> _Task requirements_: Restate the full listing word for word and leave the pictures out.

--------------------------------

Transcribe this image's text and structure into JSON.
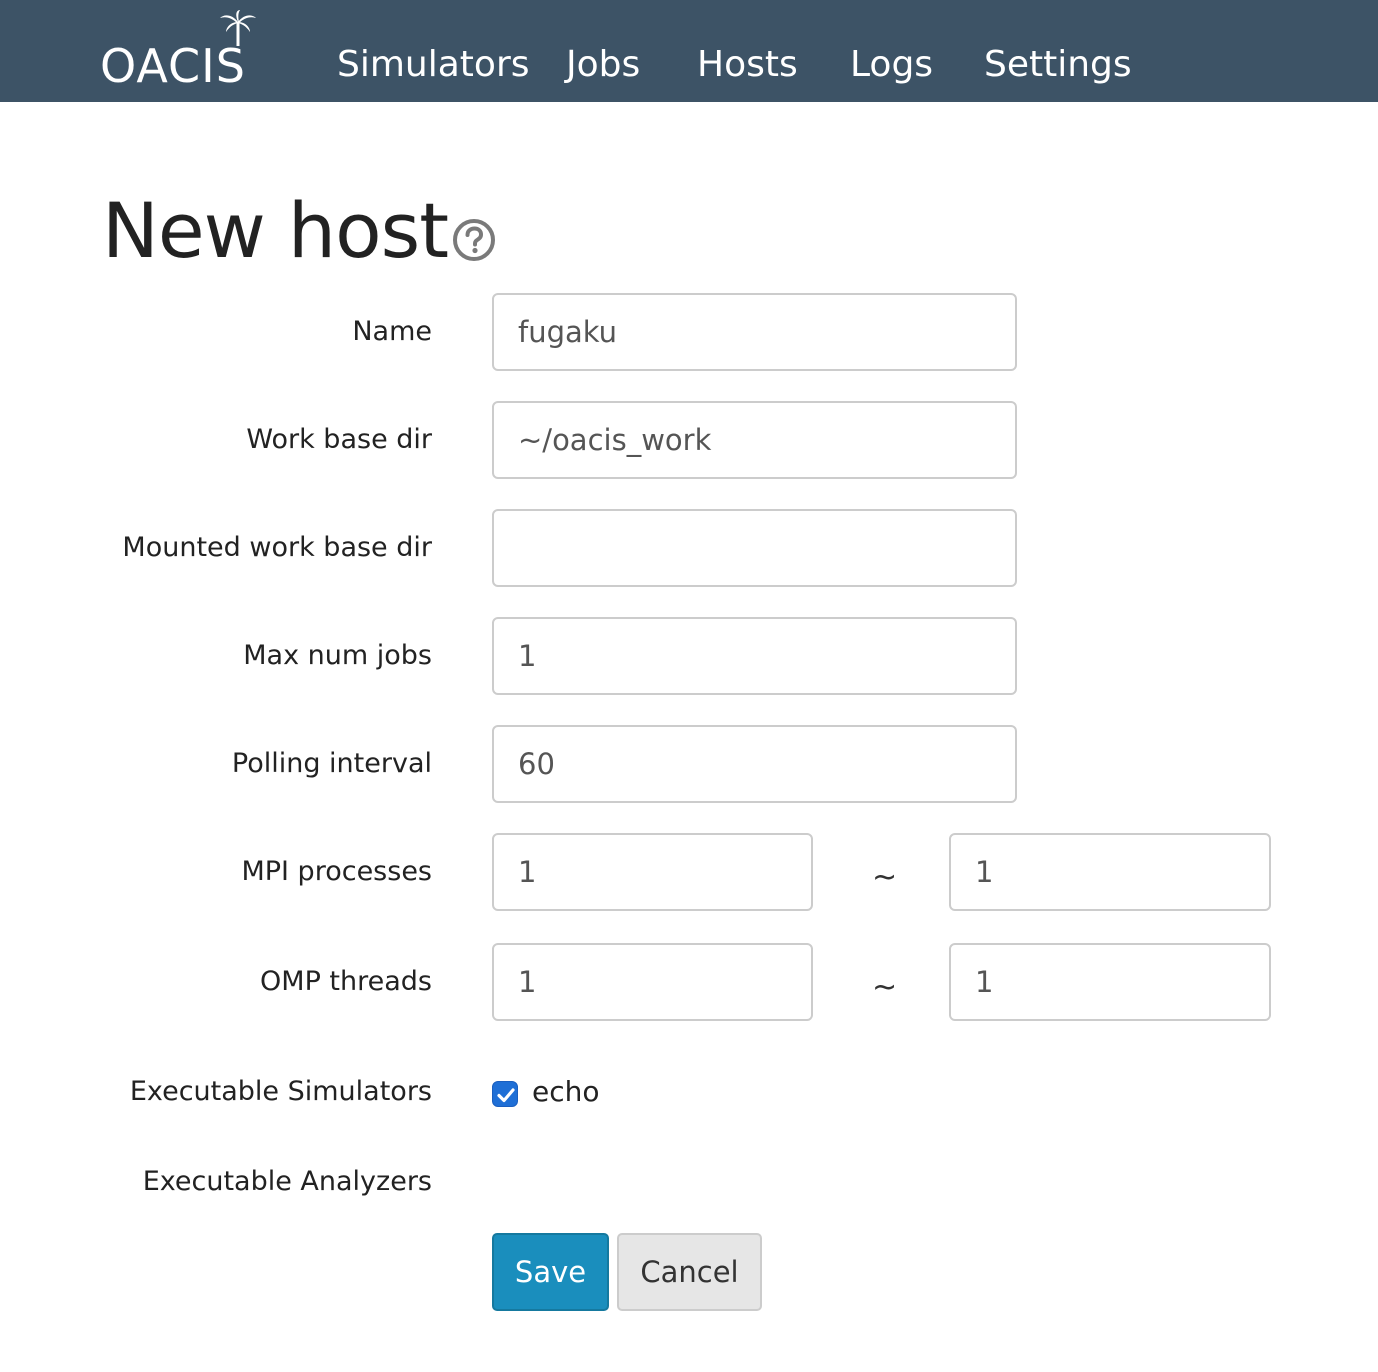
{
  "brand": {
    "name": "OACIS"
  },
  "nav": {
    "items": [
      {
        "label": "Simulators"
      },
      {
        "label": "Jobs"
      },
      {
        "label": "Hosts"
      },
      {
        "label": "Logs"
      },
      {
        "label": "Settings"
      }
    ]
  },
  "page": {
    "title": "New host"
  },
  "form": {
    "name": {
      "label": "Name",
      "value": "fugaku"
    },
    "work_base_dir": {
      "label": "Work base dir",
      "value": "~/oacis_work"
    },
    "mounted_work_base_dir": {
      "label": "Mounted work base dir",
      "value": ""
    },
    "max_num_jobs": {
      "label": "Max num jobs",
      "value": "1"
    },
    "polling_interval": {
      "label": "Polling interval",
      "value": "60"
    },
    "mpi_processes": {
      "label": "MPI processes",
      "min": "1",
      "separator": "~",
      "max": "1"
    },
    "omp_threads": {
      "label": "OMP threads",
      "min": "1",
      "separator": "~",
      "max": "1"
    },
    "executable_simulators": {
      "label": "Executable Simulators",
      "items": [
        {
          "label": "echo",
          "checked": true
        }
      ]
    },
    "executable_analyzers": {
      "label": "Executable Analyzers"
    },
    "save_label": "Save",
    "cancel_label": "Cancel"
  },
  "colors": {
    "navbar_bg": "#3d5366",
    "primary_button": "#1a8ebd",
    "default_button": "#e6e6e6",
    "checkbox_checked": "#1f6fd6"
  }
}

--------------------------------

> _Full solution_:
Transcribe this image's text and structure into JSON.
{
  "brand": {
    "name": "OACIS"
  },
  "nav": {
    "items": [
      {
        "label": "Simulators"
      },
      {
        "label": "Jobs"
      },
      {
        "label": "Hosts"
      },
      {
        "label": "Logs"
      },
      {
        "label": "Settings"
      }
    ]
  },
  "page": {
    "title": "New host"
  },
  "form": {
    "name": {
      "label": "Name",
      "value": "fugaku"
    },
    "work_base_dir": {
      "label": "Work base dir",
      "value": "~/oacis_work"
    },
    "mounted_work_base_dir": {
      "label": "Mounted work base dir",
      "value": ""
    },
    "max_num_jobs": {
      "label": "Max num jobs",
      "value": "1"
    },
    "polling_interval": {
      "label": "Polling interval",
      "value": "60"
    },
    "mpi_processes": {
      "label": "MPI processes",
      "min": "1",
      "separator": "~",
      "max": "1"
    },
    "omp_threads": {
      "label": "OMP threads",
      "min": "1",
      "separator": "~",
      "max": "1"
    },
    "executable_simulators": {
      "label": "Executable Simulators",
      "items": [
        {
          "label": "echo",
          "checked": true
        }
      ]
    },
    "executable_analyzers": {
      "label": "Executable Analyzers"
    },
    "save_label": "Save",
    "cancel_label": "Cancel"
  },
  "colors": {
    "navbar_bg": "#3d5366",
    "primary_button": "#1a8ebd",
    "default_button": "#e6e6e6",
    "checkbox_checked": "#1f6fd6"
  }
}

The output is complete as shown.